### Given request
Extract each line holding the word "left" from the entries.

— start of Excerpted data —

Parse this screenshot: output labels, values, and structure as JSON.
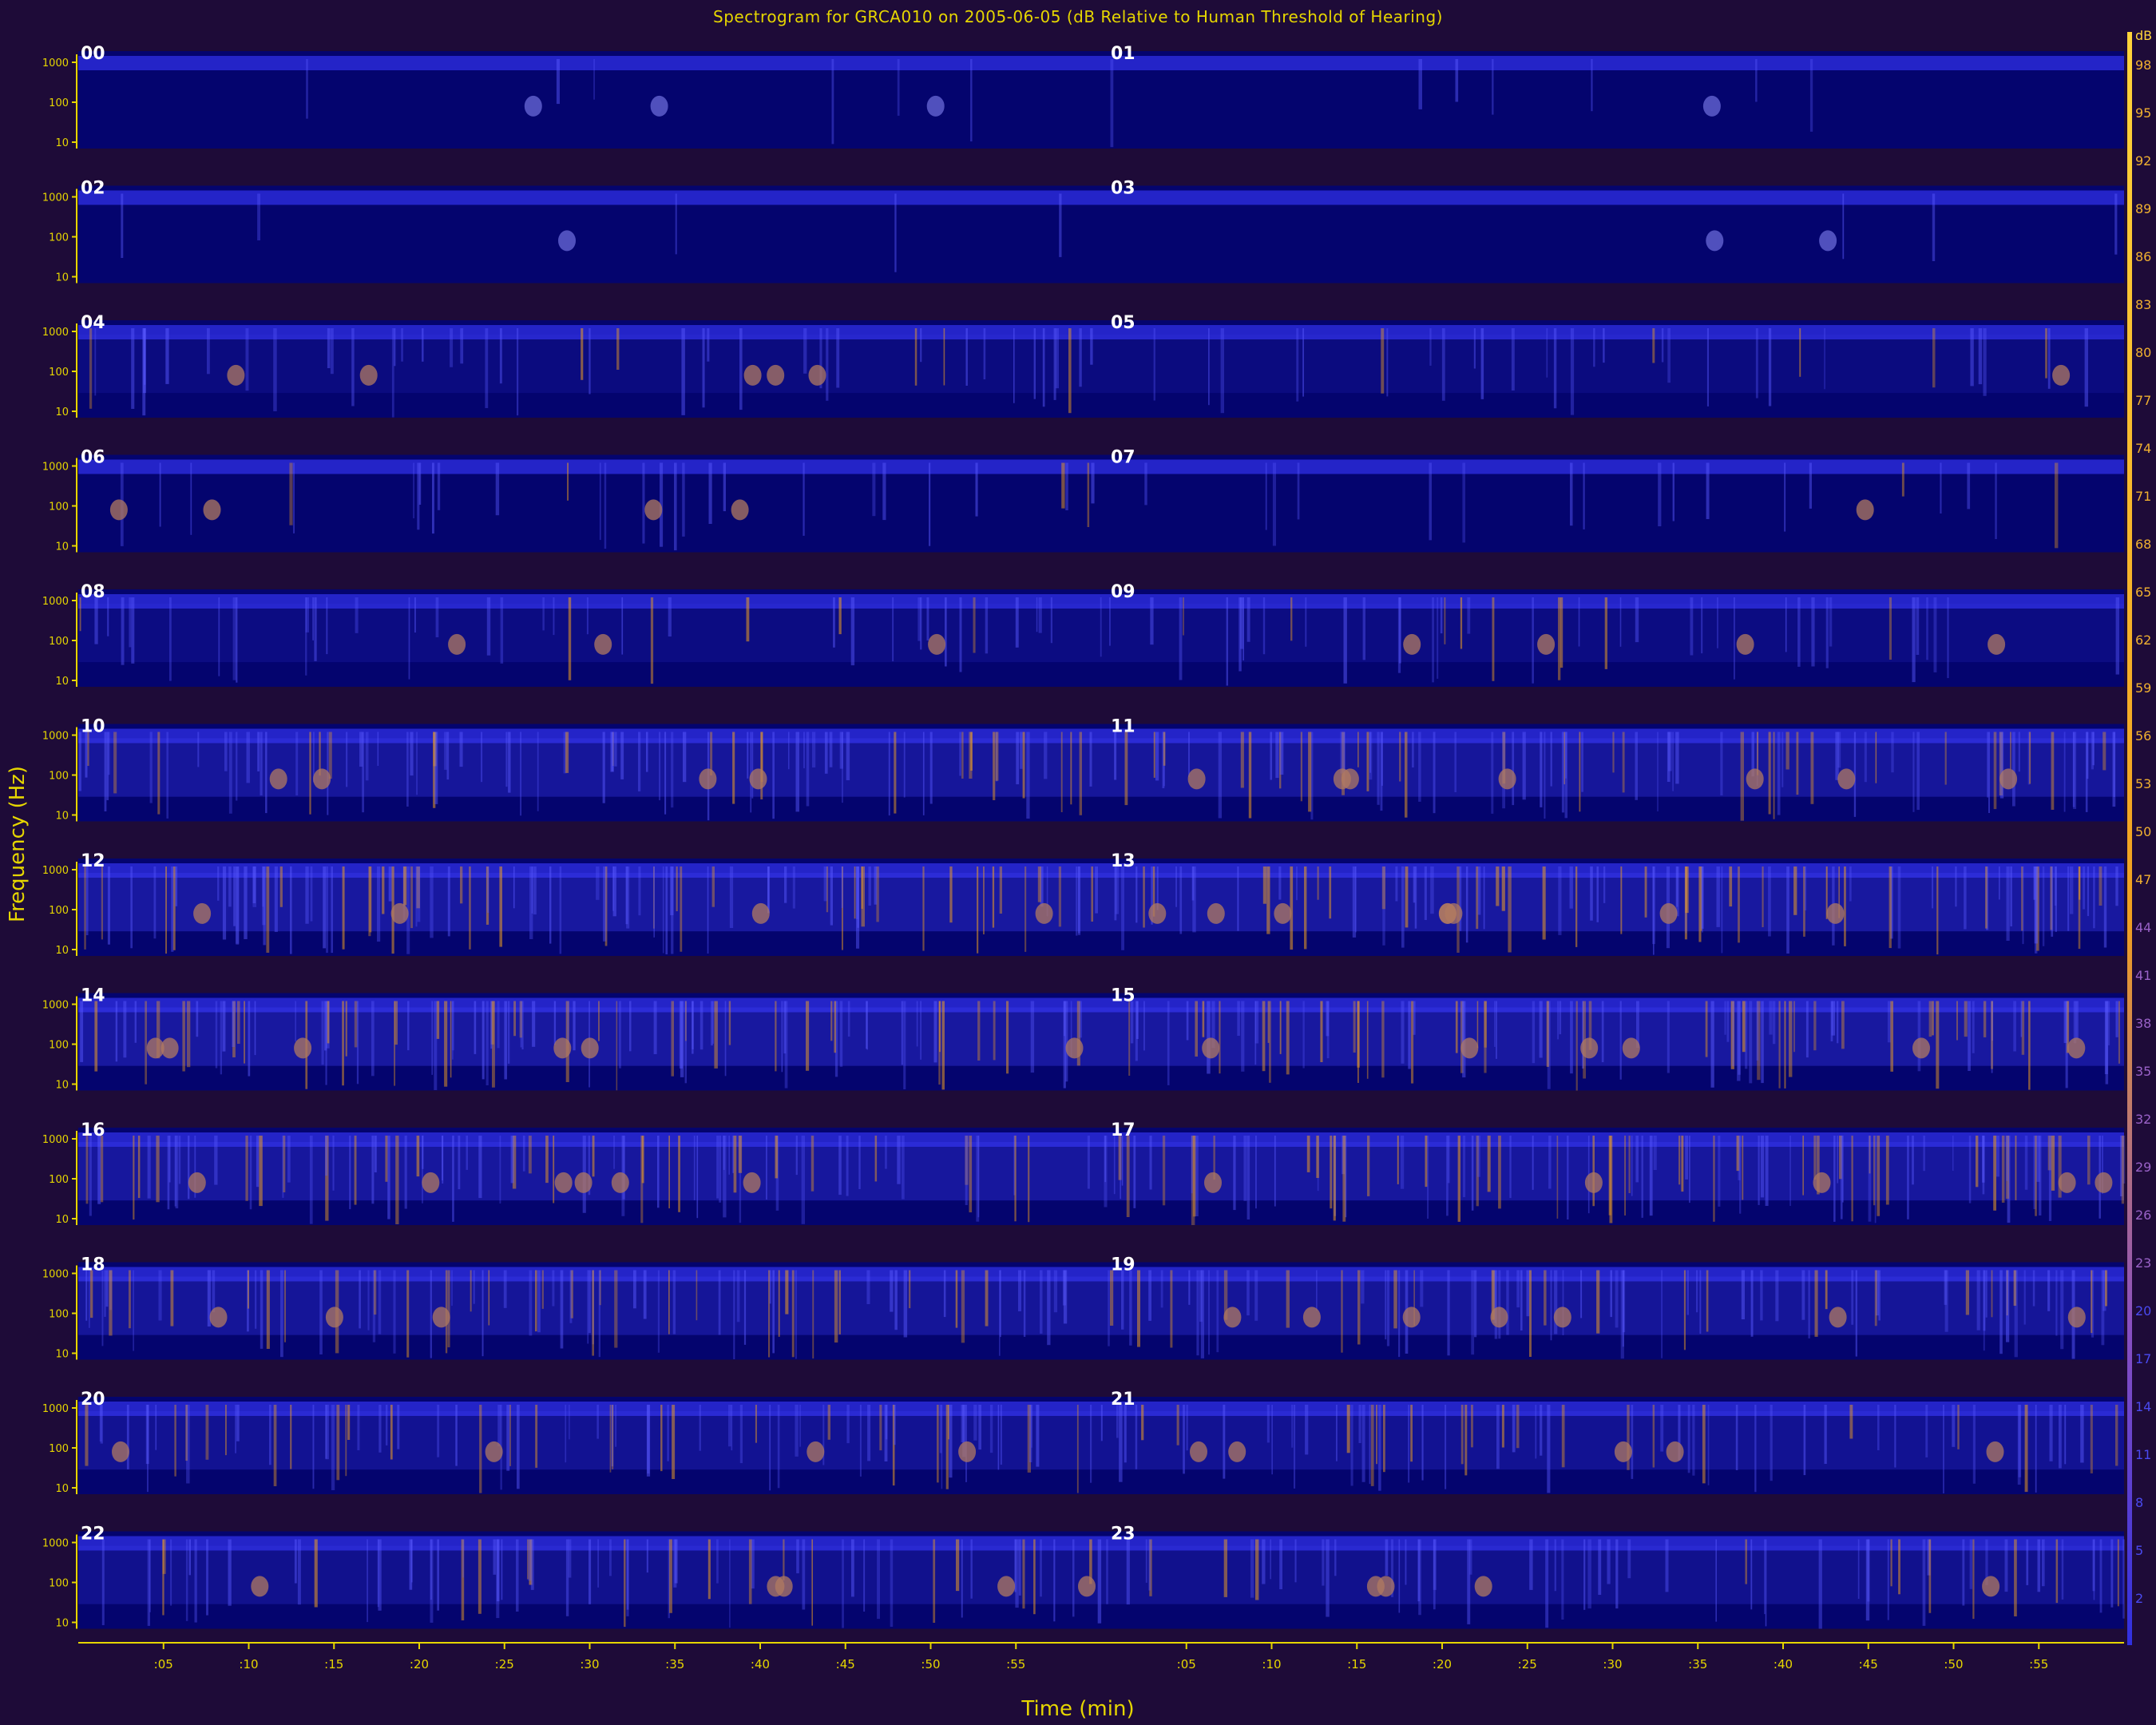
{
  "chart_data": {
    "type": "heatmap",
    "title": "Spectrogram for GRCA010 on 2005-06-05 (dB Relative to Human Threshold of Hearing)",
    "xlabel": "Time (min)",
    "ylabel": "Frequency (Hz)",
    "x_tick_labels": [
      ":05",
      ":10",
      ":15",
      ":20",
      ":25",
      ":30",
      ":35",
      ":40",
      ":45",
      ":50",
      ":55"
    ],
    "y_tick_labels": [
      "1000",
      "100",
      "10"
    ],
    "rows": [
      {
        "left": "00",
        "right": "01"
      },
      {
        "left": "02",
        "right": "03"
      },
      {
        "left": "04",
        "right": "05"
      },
      {
        "left": "06",
        "right": "07"
      },
      {
        "left": "08",
        "right": "09"
      },
      {
        "left": "10",
        "right": "11"
      },
      {
        "left": "12",
        "right": "13"
      },
      {
        "left": "14",
        "right": "15"
      },
      {
        "left": "16",
        "right": "17"
      },
      {
        "left": "18",
        "right": "19"
      },
      {
        "left": "20",
        "right": "21"
      },
      {
        "left": "22",
        "right": "23"
      }
    ],
    "activity": [
      0.05,
      0.03,
      0.3,
      0.18,
      0.35,
      0.75,
      0.85,
      0.85,
      0.82,
      0.72,
      0.62,
      0.55
    ],
    "colorbar": {
      "unit": "dB",
      "ticks": [
        "98",
        "95",
        "92",
        "89",
        "86",
        "83",
        "80",
        "77",
        "74",
        "71",
        "68",
        "65",
        "62",
        "59",
        "56",
        "53",
        "50",
        "47",
        "44",
        "41",
        "38",
        "35",
        "32",
        "29",
        "26",
        "23",
        "20",
        "17",
        "14",
        "11",
        "8",
        "5",
        "2"
      ]
    },
    "colors": {
      "background": "#1e0b38",
      "panel": "#04046e",
      "band": "#2a2ad8",
      "hot": "#f0a020",
      "axis": "#e6d600"
    }
  }
}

— end of Excerpted data —

### Answer below
        "left": "00",
        "left": "02",
        "left": "04",
        "left": "06",
        "left": "08",
        "left": "10",
        "left": "12",
        "left": "14",
        "left": "16",
        "left": "18",
        "left": "20",
        "left": "22",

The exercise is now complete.